Print every entry, word for word, and skip the images.
-- START --
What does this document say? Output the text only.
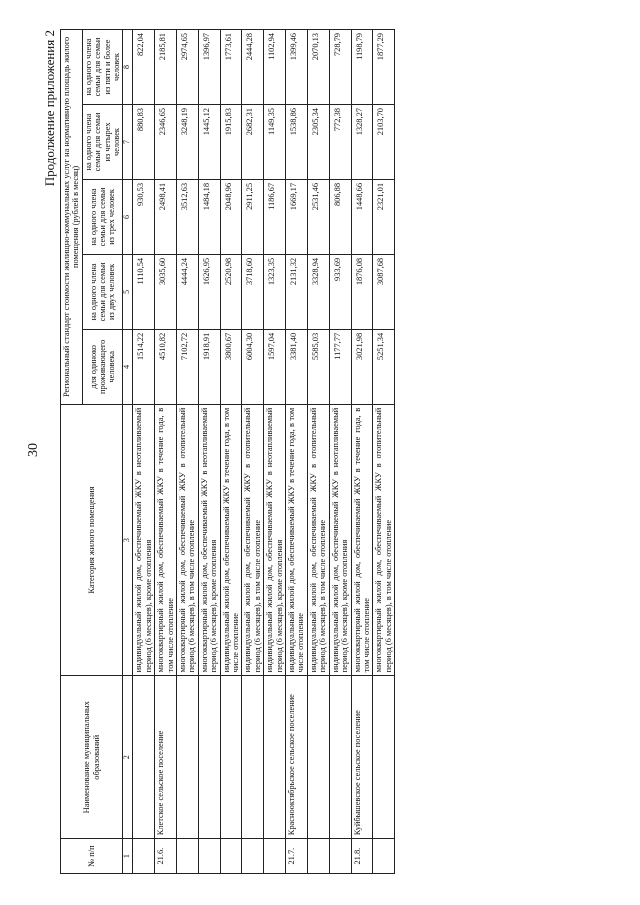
30
Продолжение приложения 2
№ п/п	Наименование муниципальных образований	Категория жилого помещения	Региональный стандарт стоимости жилищно-коммунальных услуг на нормативную площадь жилого помещения (рублей в месяц)				
			для одиноко проживающего человека	на одного члена семьи для семьи из двух человек	на одного члена семьи для семьи из трех человек	на одного члена семьи для семьи из четырех человек	на одного члена семьи для семьи из пяти и более человек
1	2	3	4	5	6	7	8
		индивидуальный жилой дом, обеспечиваемый ЖКУ в неотапливаемый период (6 месяцев), кроме отопления	1514,22	1110,54	930,53	880,83	822,04
21.6.	Клетское сельское поселение	многоквартирный жилой дом, обеспечиваемый ЖКУ в течение года, в том числе отопление	4510,82	3035,60	2498,41	2346,65	2185,81
		многоквартирный жилой дом, обеспечиваемый ЖКУ в отопительный период (6 месяцев), в том числе отопление	7102,72	4444,24	3512,63	3248,19	2974,65
		многоквартирный жилой дом, обеспечиваемый ЖКУ в неотапливаемый период (6 месяцев), кроме отопления	1918,91	1626,95	1484,18	1445,12	1396,97
		индивидуальный жилой дом, обеспечиваемый ЖКУ в течение года, в том числе отопление	3800,67	2520,98	2048,96	1915,83	1773,61
		индивидуальный жилой дом, обеспечиваемый ЖКУ в отопительный период (6 месяцев), в том числе отопление	6004,30	3718,60	2911,25	2682,31	2444,28
		индивидуальный жилой дом, обеспечиваемый ЖКУ в неотапливаемый период (6 месяцев), кроме отопления	1597,04	1323,35	1186,67	1149,35	1102,94
21.7.	Краснооктябрьское сельское поселение	индивидуальный жилой дом, обеспечиваемый ЖКУ в течение года, в том числе отопление	3381,40	2131,32	1669,17	1538,86	1399,46
		индивидуальный жилой дом, обеспечиваемый ЖКУ в отопительный период (6 месяцев), в том числе отопление	5585,03	3328,94	2531,46	2305,34	2070,13
		индивидуальный жилой дом, обеспечиваемый ЖКУ в неотапливаемый период (6 месяцев), кроме отопления	1177,77	933,69	806,88	772,38	728,79
21.8.	Куйбышевское сельское поселение	многоквартирный жилой дом, обеспечиваемый ЖКУ в течение года, в том числе отопление	3021,98	1876,08	1448,66	1328,27	1198,79
		многоквартирный жилой дом, обеспечиваемый ЖКУ в отопительный период (6 месяцев), в том числе отопление	5251,34	3087,68	2321,01	2103,70	1877,29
-- END --
**Solution to this task:**
What does this document say? Output the text only.
30
Продолжение приложения 2
№ п/п	Наименование муниципальных образований	Категория жилого помещения	Региональный стандарт стоимости жилищно-коммунальных услуг на нормативную площадь жилого помещения (рублей в месяц)				
			для одиноко проживающего человека	на одного члена семьи для семьи из двух человек	на одного члена семьи для семьи из трех человек	на одного члена семьи для семьи из четырех человек	на одного члена семьи для семьи из пяти и более человек
1	2	3	4	5	6	7	8
		индивидуальный жилой дом, обеспечиваемый ЖКУ в неотапливаемый период (6 месяцев), кроме отопления	1514,22	1110,54	930,53	880,83	822,04
21.6.	Клетское сельское поселение	многоквартирный жилой дом, обеспечиваемый ЖКУ в течение года, в том числе отопление	4510,82	3035,60	2498,41	2346,65	2185,81
		многоквартирный жилой дом, обеспечиваемый ЖКУ в отопительный период (6 месяцев), в том числе отопление	7102,72	4444,24	3512,63	3248,19	2974,65
		многоквартирный жилой дом, обеспечиваемый ЖКУ в неотапливаемый период (6 месяцев), кроме отопления	1918,91	1626,95	1484,18	1445,12	1396,97
		индивидуальный жилой дом, обеспечиваемый ЖКУ в течение года, в том числе отопление	3800,67	2520,98	2048,96	1915,83	1773,61
		индивидуальный жилой дом, обеспечиваемый ЖКУ в отопительный период (6 месяцев), в том числе отопление	6004,30	3718,60	2911,25	2682,31	2444,28
		индивидуальный жилой дом, обеспечиваемый ЖКУ в неотапливаемый период (6 месяцев), кроме отопления	1597,04	1323,35	1186,67	1149,35	1102,94
21.7.	Краснооктябрьское сельское поселение	индивидуальный жилой дом, обеспечиваемый ЖКУ в течение года, в том числе отопление	3381,40	2131,32	1669,17	1538,86	1399,46
		индивидуальный жилой дом, обеспечиваемый ЖКУ в отопительный период (6 месяцев), в том числе отопление	5585,03	3328,94	2531,46	2305,34	2070,13
		индивидуальный жилой дом, обеспечиваемый ЖКУ в неотапливаемый период (6 месяцев), кроме отопления	1177,77	933,69	806,88	772,38	728,79
21.8.	Куйбышевское сельское поселение	многоквартирный жилой дом, обеспечиваемый ЖКУ в течение года, в том числе отопление	3021,98	1876,08	1448,66	1328,27	1198,79
		многоквартирный жилой дом, обеспечиваемый ЖКУ в отопительный период (6 месяцев), в том числе отопление	5251,34	3087,68	2321,01	2103,70	1877,29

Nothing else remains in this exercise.